Using the records that follow, copy every line containing the word "соответствующих".

■ ■ ■

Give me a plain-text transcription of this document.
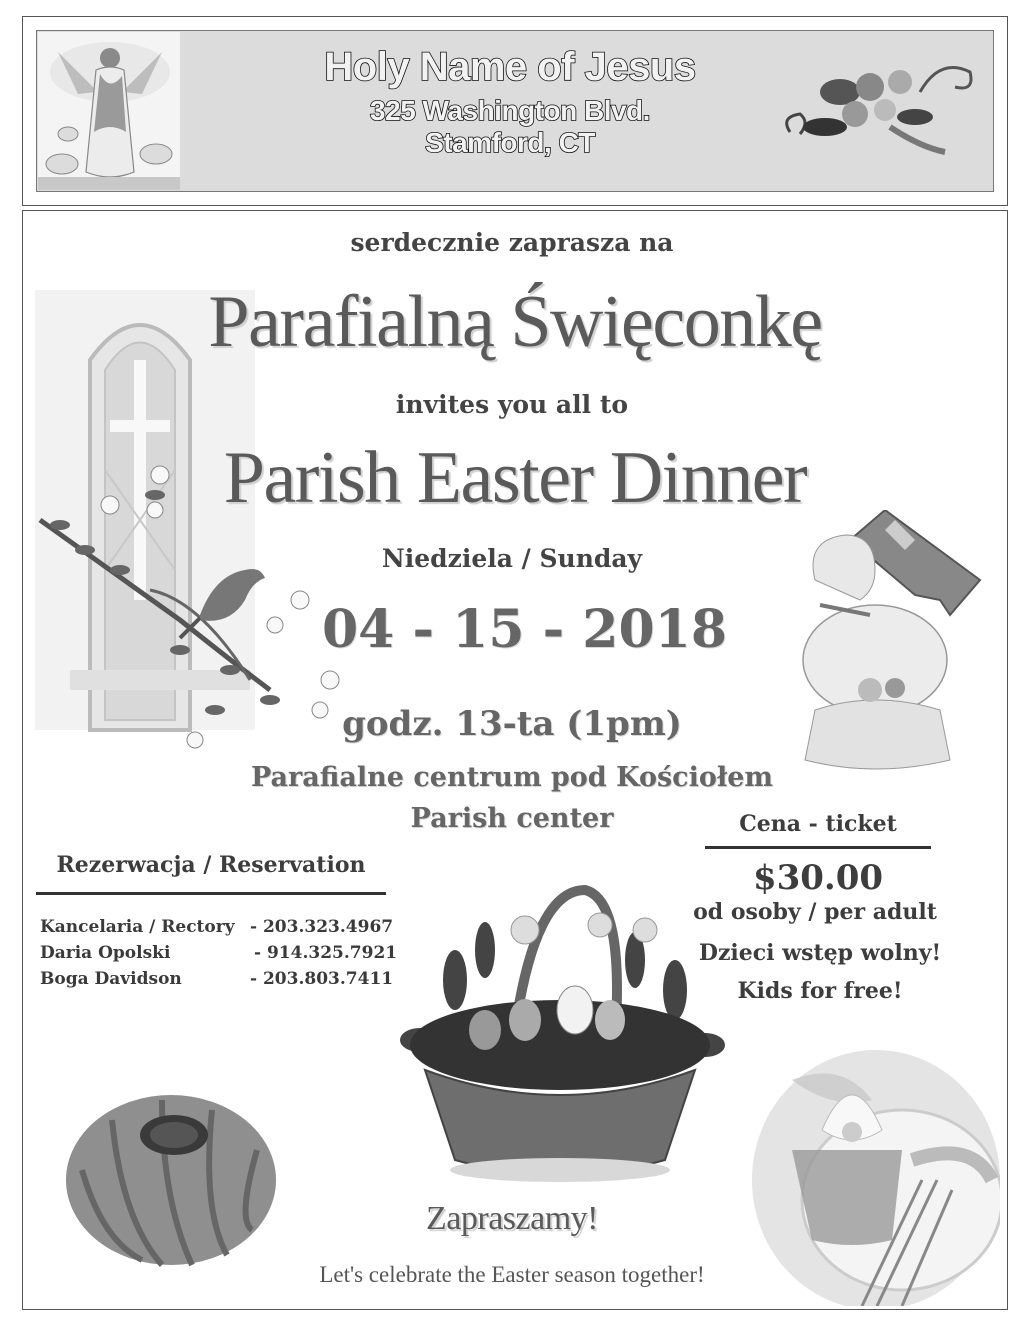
Holy Name of Jesus
325 Washington Blvd.
Stamford, CT
serdecznie zaprasza na
Parafialną Święconkę
invites you all to
Parish Easter Dinner
Niedziela / Sunday
04 - 15 - 2018
godz. 13-ta (1pm)
Parafialne centrum pod Kościołem
Parish center
Rezerwacja / Reservation
Kancelaria / Rectory - 203.323.4967
Daria Opolski	- 914.325.7921
Boga Davidson	- 203.803.7411
Cena - ticket
$30.00
od osoby / per adult
Dzieci wstęp wolny!
Kids for free!
Zapraszamy!
Let's celebrate the Easter season together!
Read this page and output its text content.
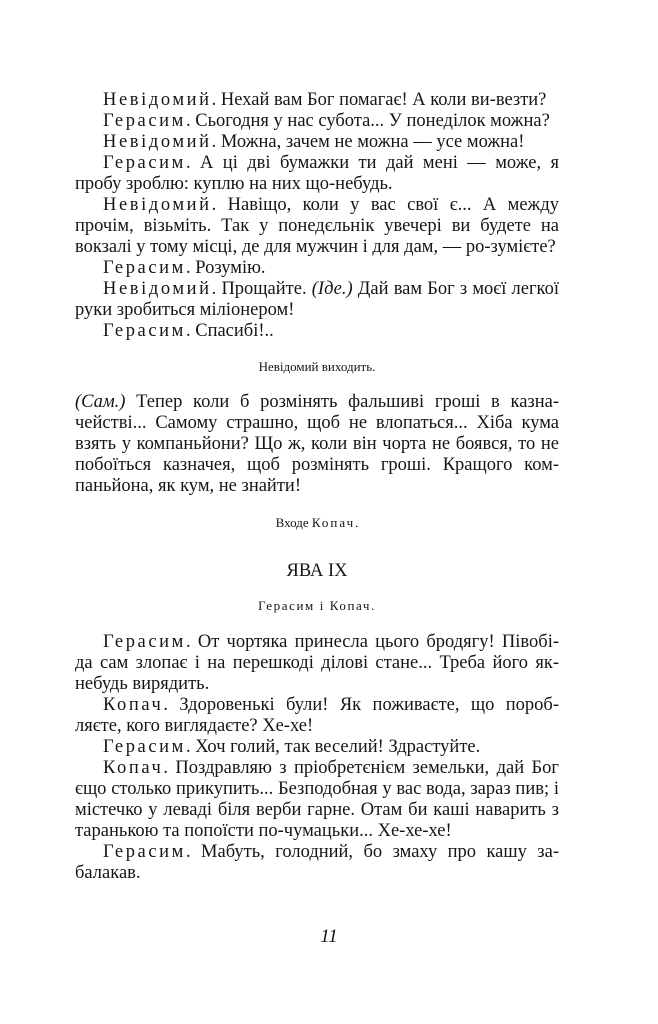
Невідомий. Нехай вам Бог помагає! А коли ви-везти?

Герасим. Сьогодня у нас субота... У понеділок можна?

Невідомий. Можна, зачем не можна — усе можна!

Герасим. А ці дві бумажки ти дай мені — може, я пробу зроблю: куплю на них що-небудь.

Невідомий. Навіщо, коли у вас свої є... А между прочім, візьміть. Так у понедєльнік увечері ви будете на вокзалі у тому місці, де для мужчин і для дам, — ро-зумієте?

Герасим. Розумію.

Невідомий. Прощайте. (Іде.) Дай вам Бог з моєї легкої руки зробиться міліонером!

Герасим. Спасибі!..

Невідомий виходить.

(Сам.) Тепер коли б розмінять фальшиві гроші в казна-чействі... Самому страшно, щоб не влопаться... Хіба кума взять у компаньйони? Що ж, коли він чорта не боявся, то не побоїться казначея, щоб розмінять гроші. Кращого ком-паньйона, як кум, не знайти!

Входе Копач.

ЯВА IX

Герасим і Копач.

Герасим. От чортяка принесла цього бродягу! Півобі-да сам злопає і на перешкоді ділові стане... Треба його як-небудь вирядить.

Копач. Здоровенькі були! Як поживаєте, що пороб-ляєте, кого виглядаєте? Хе-хе!

Герасим. Хоч голий, так веселий! Здрастуйте.

Копач. Поздравляю з пріобретєнієм земельки, дай Бог єщо столько прикупить... Безподобная у вас вода, зараз пив; і містечко у леваді біля верби гарне. Отам би каші наварить з таранькою та попоїсти по-чумацьки... Хе-хе-хе!

Герасим. Мабуть, голодний, бо змаху про кашу за-балакав.

11
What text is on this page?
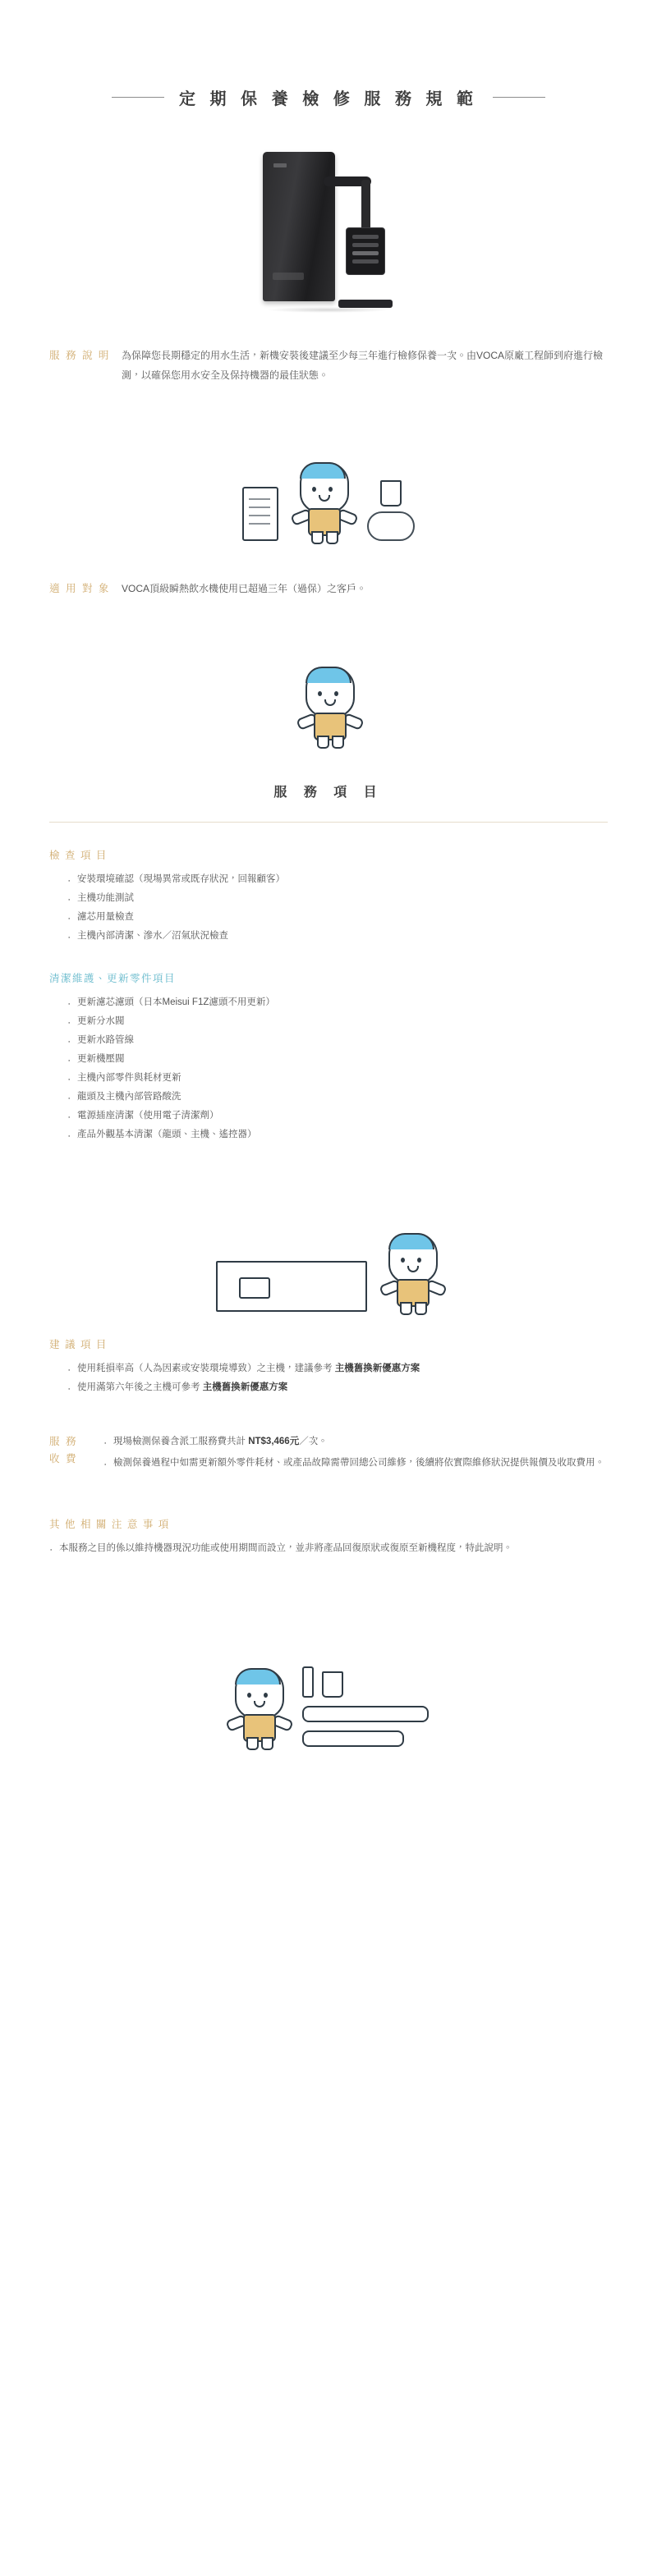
定 期 保 養 檢 修 服 務 規 範
服 務 說 明	為保障您長期穩定的用水生活，新機安裝後建議至少每三年進行檢修保養一次。由VOCA原廠工程師到府進行檢測，以確保您用水安全及保持機器的最佳狀態。
適 用 對 象	VOCA頂級瞬熱飲水機使用已超過三年（過保）之客戶。
服 務 項 目
檢 查 項 目
‧ 安裝環境確認（現場異常或既存狀況，回報顧客）
‧ 主機功能測試
‧ 濾芯用量檢查
‧ 主機內部清潔、滲水／沼氣狀況檢查
清潔維護、更新零件項目
‧ 更新濾芯濾頭（日本Meisui F1Z濾頭不用更新）
‧ 更新分水閥
‧ 更新水路管線
‧ 更新機壓閥
‧ 主機內部零件與耗材更新
‧ 龍頭及主機內部管路酸洗
‧ 電源插座清潔（使用電子清潔劑）
‧ 產品外觀基本清潔（龍頭、主機、遙控器）
建 議 項 目
‧ 使用耗損率高（人為因素或安裝環境導致）之主機，建議參考 主機舊換新優惠方案
‧ 使用滿第六年後之主機可參考 主機舊換新優惠方案
服 務
收 費

‧ 現場檢測保養含派工服務費共計 NT$3,466元／次。

‧ 檢測保養過程中如需更新額外零件耗材、或產品故障需帶回總公司維修，後續將依實際維修狀況提供報價及收取費用。

其 他 相 關 注 意 事 項

‧ 本服務之目的係以維持機器現況功能或使用期間而設立，並非將產品回復原狀或復原至新機程度，特此說明。
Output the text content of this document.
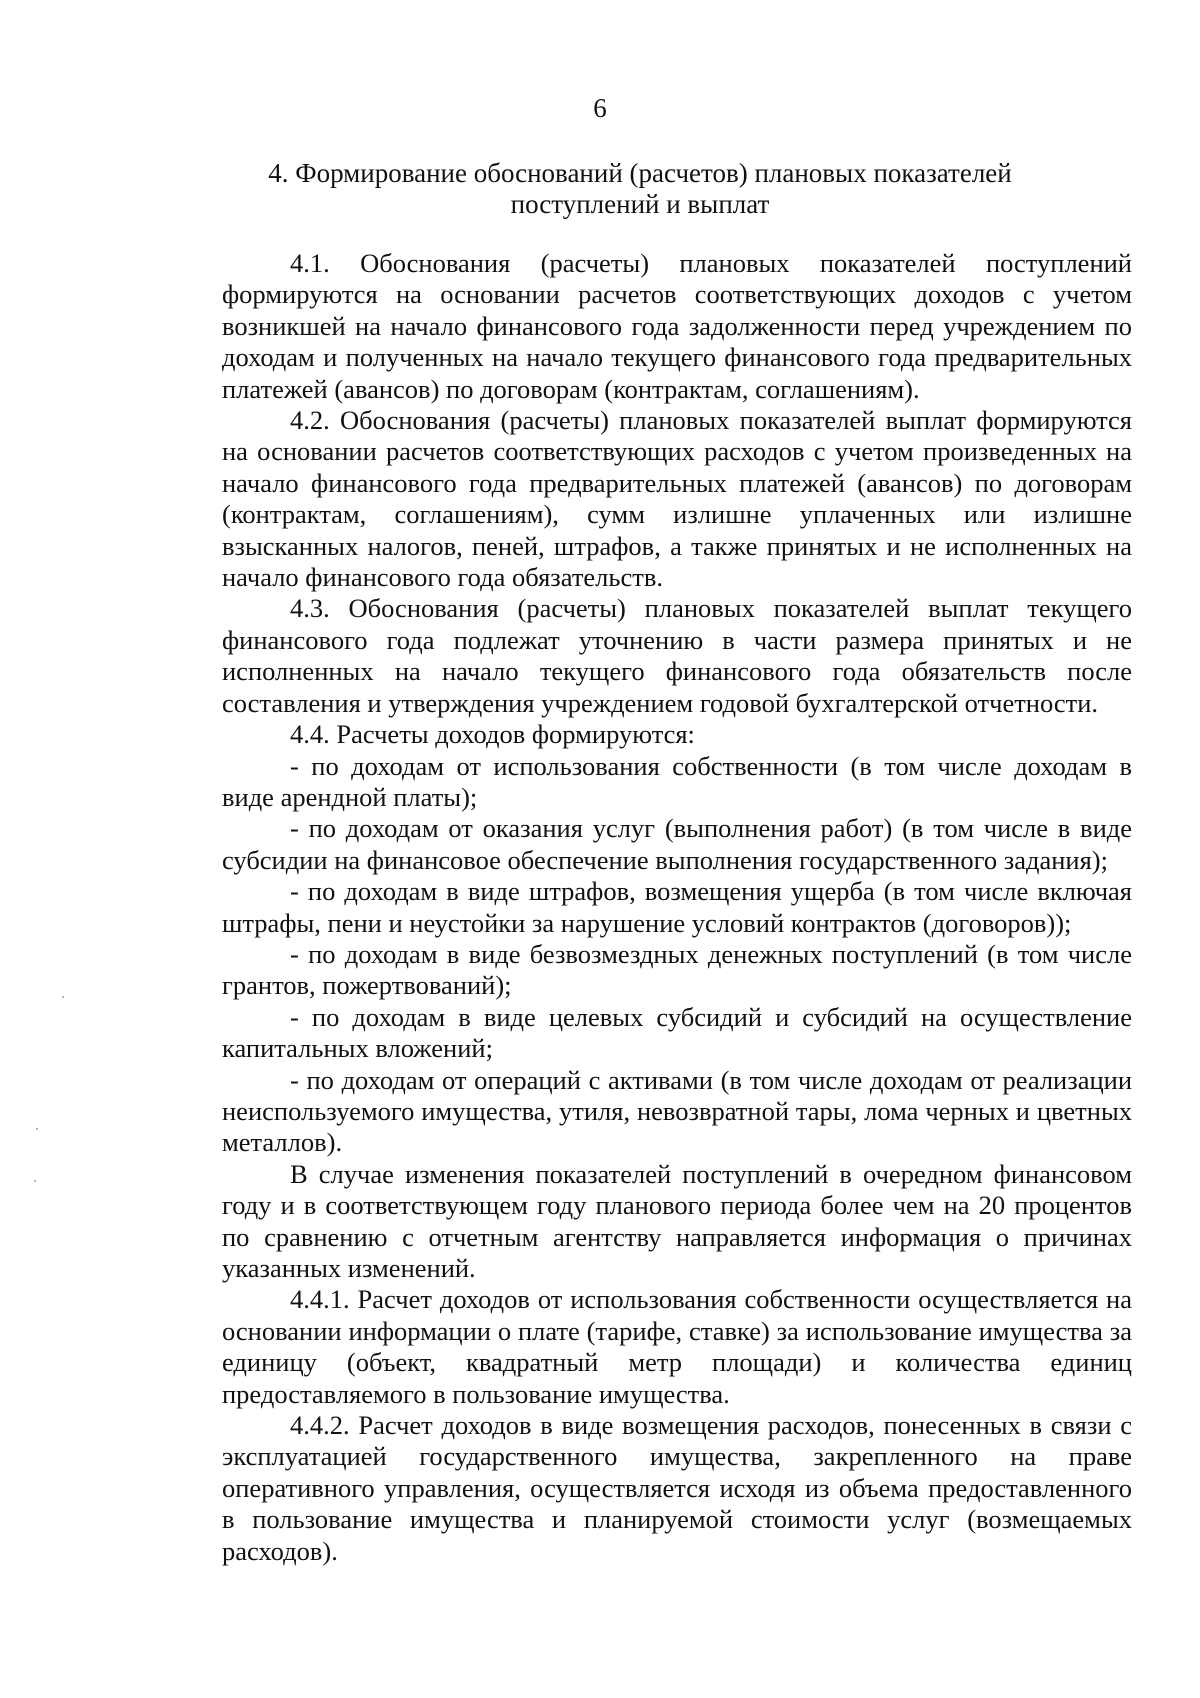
6
4. Формирование обоснований (расчетов) плановых показателей
поступлений и выплат

4.1. Обоснования (расчеты) плановых показателей поступлений формируются на основании расчетов соответствующих доходов с учетом возникшей на начало финансового года задолженности перед учреждением по доходам и полученных на начало текущего финансового года предварительных платежей (авансов) по договорам (контрактам, соглашениям).

4.2. Обоснования (расчеты) плановых показателей выплат формируются на основании расчетов соответствующих расходов с учетом произведенных на начало финансового года предварительных платежей (авансов) по договорам (контрактам, соглашениям), сумм излишне уплаченных или излишне взысканных налогов, пеней, штрафов, а также принятых и не исполненных на начало финансового года обязательств.

4.3. Обоснования (расчеты) плановых показателей выплат текущего финансового года подлежат уточнению в части размера принятых и не исполненных на начало текущего финансового года обязательств после составления и утверждения учреждением годовой бухгалтерской отчетности.

4.4. Расчеты доходов формируются:

- по доходам от использования собственности (в том числе доходам в виде арендной платы);

- по доходам от оказания услуг (выполнения работ) (в том числе в виде субсидии на финансовое обеспечение выполнения государственного задания);

- по доходам в виде штрафов, возмещения ущерба (в том числе включая штрафы, пени и неустойки за нарушение условий контрактов (договоров));

- по доходам в виде безвозмездных денежных поступлений (в том числе грантов, пожертвований);

- по доходам в виде целевых субсидий и субсидий на осуществление капитальных вложений;

- по доходам от операций с активами (в том числе доходам от реализации неиспользуемого имущества, утиля, невозвратной тары, лома черных и цветных металлов).

В случае изменения показателей поступлений в очередном финансовом году и в соответствующем году планового периода более чем на 20 процентов по сравнению с отчетным агентству направляется информация о причинах указанных изменений.

4.4.1. Расчет доходов от использования собственности осуществляется на основании информации о плате (тарифе, ставке) за использование имущества за единицу (объект, квадратный метр площади) и количества единиц предоставляемого в пользование имущества.

4.4.2. Расчет доходов в виде возмещения расходов, понесенных в связи с эксплуатацией государственного имущества, закрепленного на праве оперативного управления, осуществляется исходя из объема предоставленного в пользование имущества и планируемой стоимости услуг (возмещаемых расходов).
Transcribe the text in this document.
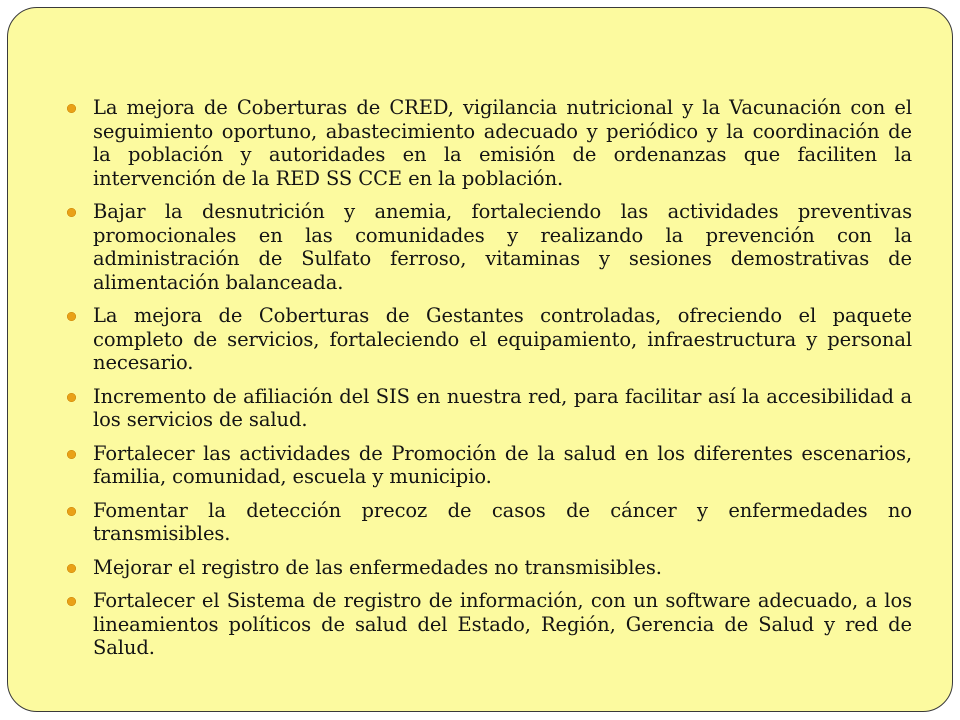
La mejora de Coberturas de CRED, vigilancia nutricional y la Vacunación con el seguimiento oportuno, abastecimiento adecuado y periódico y la coordinación de la población y autoridades en la emisión de ordenanzas que faciliten la intervención de la RED SS CCE en la población.
Bajar la desnutrición y anemia, fortaleciendo las actividades preventivas promocionales en las comunidades y realizando la prevención con la administración de Sulfato ferroso, vitaminas y sesiones demostrativas de alimentación balanceada.
La mejora de Coberturas de Gestantes controladas, ofreciendo el paquete completo de servicios, fortaleciendo el equipamiento, infraestructura y personal necesario.
Incremento de afiliación del SIS en nuestra red, para facilitar así la accesibilidad a los servicios de salud.
Fortalecer las actividades de Promoción de la salud en los diferentes escenarios, familia, comunidad, escuela y municipio.
Fomentar la detección precoz de casos de cáncer y enfermedades no transmisibles.
Mejorar el registro de las enfermedades no transmisibles.
Fortalecer el Sistema de registro de información, con un software adecuado, a los lineamientos políticos de salud del Estado, Región, Gerencia de Salud y red de Salud.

■ ■ ■

__RESPONSE__:
4.1. Обоснования (расчеты) плановых показателей поступлений формируются на основании расчетов соответствующих доходов с учетом возникшей на начало финансового года задолженности перед учреждением по доходам и полученных на начало текущего финансового года предварительных платежей (авансов) по договорам (контрактам, соглашениям).
4.2. Обоснования (расчеты) плановых показателей выплат формируются на основании расчетов соответствующих расходов с учетом произведенных на начало финансового года предварительных платежей (авансов) по договорам (контрактам, соглашениям), сумм излишне уплаченных или излишне взысканных налогов, пеней, штрафов, а также принятых и не исполненных на начало финансового года обязательств.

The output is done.